▶ _What is expected_
Would you set down every entry shown below, precisely as written?

▶ _Provided entries_
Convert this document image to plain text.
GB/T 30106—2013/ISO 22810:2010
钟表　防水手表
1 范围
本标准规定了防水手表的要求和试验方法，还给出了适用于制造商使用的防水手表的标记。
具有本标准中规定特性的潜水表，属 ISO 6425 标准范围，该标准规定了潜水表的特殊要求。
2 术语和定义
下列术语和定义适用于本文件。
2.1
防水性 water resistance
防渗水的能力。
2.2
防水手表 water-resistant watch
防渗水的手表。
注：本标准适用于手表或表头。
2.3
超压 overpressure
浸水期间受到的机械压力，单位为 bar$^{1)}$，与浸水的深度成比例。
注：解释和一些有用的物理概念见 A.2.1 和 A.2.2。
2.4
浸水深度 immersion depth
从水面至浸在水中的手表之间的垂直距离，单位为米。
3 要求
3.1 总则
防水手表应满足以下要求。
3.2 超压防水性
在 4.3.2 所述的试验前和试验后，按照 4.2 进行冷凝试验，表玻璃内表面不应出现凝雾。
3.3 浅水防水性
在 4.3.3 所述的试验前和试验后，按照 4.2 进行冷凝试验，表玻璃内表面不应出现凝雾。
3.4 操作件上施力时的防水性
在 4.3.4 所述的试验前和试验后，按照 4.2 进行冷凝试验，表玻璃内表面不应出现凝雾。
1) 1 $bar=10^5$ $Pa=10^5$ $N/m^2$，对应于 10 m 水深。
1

▶ _Expected output_
Convert this document image to plain text.
GB/T 30106—2013/ISO 22810:2010
钟表　防水手表
1 范围
本标准规定了防水手表的要求和试验方法，还给出了适用于制造商使用的防水手表的标记。
具有本标准中规定特性的潜水表，属 ISO 6425 标准范围，该标准规定了潜水表的特殊要求。
2 术语和定义
下列术语和定义适用于本文件。
2.1
防水性 water resistance
防渗水的能力。
2.2
防水手表 water-resistant watch
防渗水的手表。
注：本标准适用于手表或表头。
2.3
超压 overpressure
浸水期间受到的机械压力，单位为 bar$^{1)}$，与浸水的深度成比例。
注：解释和一些有用的物理概念见 A.2.1 和 A.2.2。
2.4
浸水深度 immersion depth
从水面至浸在水中的手表之间的垂直距离，单位为米。
3 要求
3.1 总则
防水手表应满足以下要求。
3.2 超压防水性
在 4.3.2 所述的试验前和试验后，按照 4.2 进行冷凝试验，表玻璃内表面不应出现凝雾。
3.3 浅水防水性
在 4.3.3 所述的试验前和试验后，按照 4.2 进行冷凝试验，表玻璃内表面不应出现凝雾。
3.4 操作件上施力时的防水性
在 4.3.4 所述的试验前和试验后，按照 4.2 进行冷凝试验，表玻璃内表面不应出现凝雾。
1) 1 $bar=10^5$ $Pa=10^5$ $N/m^2$，对应于 10 m 水深。
1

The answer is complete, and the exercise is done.